* **RECORD EXTRACTS**:

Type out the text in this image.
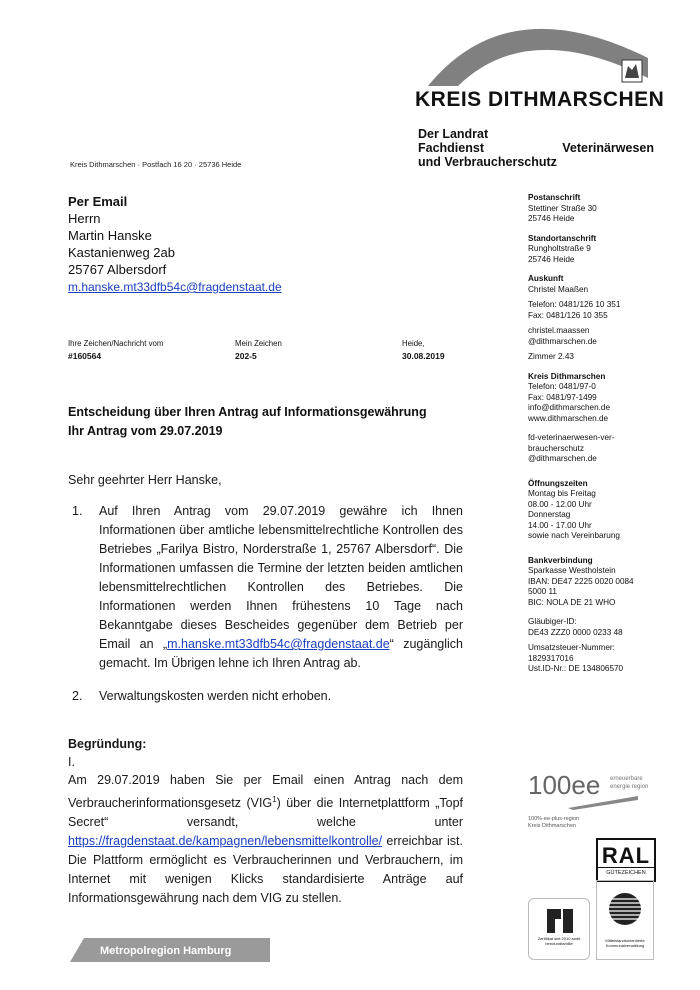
KREIS DITHMARSCHEN
Der Landrat
Fachdienst	Veterinärwesen
und Verbraucherschutz
Kreis Dithmarschen · Postfach 16 20 · 25736 Heide
Per Email
Herrn
Martin Hanske
Kastanienweg 2ab
25767 Albersdorf
m.hanske.mt33dfb54c@fragdenstaat.de
Ihre Zeichen/Nachricht vom
#160564
Mein Zeichen
202-5
Heide,
30.08.2019
Entscheidung über Ihren Antrag auf Informationsgewährung
Ihr Antrag vom 29.07.2019
Sehr geehrter Herr Hanske,
1.	Auf Ihren Antrag vom 29.07.2019 gewähre ich Ihnen Informationen über amtliche lebensmittelrechtliche Kontrollen des Betriebes „Farilya Bistro, Norderstraße 1, 25767 Albersdorf“. Die Informationen umfassen die Termine der letzten beiden amtlichen lebensmittelrechtlichen Kontrollen des Betriebes. Die Informationen werden Ihnen frühestens 10 Tage nach Bekanntgabe dieses Bescheides gegenüber dem Betrieb per Email an „m.hanske.mt33dfb54c@fragdenstaat.de“ zugänglich gemacht. Im Übrigen lehne ich Ihren Antrag ab.
2.	Verwaltungskosten werden nicht erhoben.
Begründung:
I.
Am 29.07.2019 haben Sie per Email einen Antrag nach dem Verbraucherinformationsgesetz (VIG$^1$) über die Internetplattform „Topf Secret“ versandt, welche unter https://fragdenstaat.de/kampagnen/lebensmittelkontrolle/ erreichbar ist. Die Plattform ermöglicht es Verbraucherinnen und Verbrauchern, im Internet mit wenigen Klicks standardisierte Anträge auf Informationsgewährung nach dem VIG zu stellen.
Postanschrift
Stettiner Straße 30
25746 Heide
Standortanschrift
Rungholtstraße 9
25746 Heide
Auskunft
Christel Maaßen
Telefon: 0481/126 10 351
Fax: 0481/126 10 355
christel.maassen
@dithmarschen.de
Zimmer 2.43
Kreis Dithmarschen
Telefon: 0481/97-0
Fax: 0481/97-1499
info@dithmarschen.de
www.dithmarschen.de
fd-veterinaerwesen-ver-
braucherschutz
@dithmarschen.de
Öffnungszeiten
Montag bis Freitag
08.00 - 12.00 Uhr
Donnerstag
14.00 - 17.00 Uhr
sowie nach Vereinbarung
Bankverbindung
Sparkasse Westholstein
IBAN: DE47 2225 0020 0084
5000 11
BIC: NOLA DE 21 WHO
Gläubiger-ID:
DE43 ZZZ0 0000 0233 48
Umsatzsteuer-Nummer:
1829317016
Ust.ID-Nr.: DE 134806570
100ee erneuerbare
energie region
100%-ee-plus-region
Kreis Dithmarschen
RAL
GÜTEZEICHEN
Zertifikat seit 2010 audit berufundfamilie
Mittelstandsorientierte Kommunalverwaltung
Metropolregion Hamburg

* **PROBLEM TO SOLVE**:
Keep only those lines of the records that hold "Telefon", and return them.

* **FINISHED ANSWER**:
Telefon: 0481/126 10 351
Telefon: 0481/97-0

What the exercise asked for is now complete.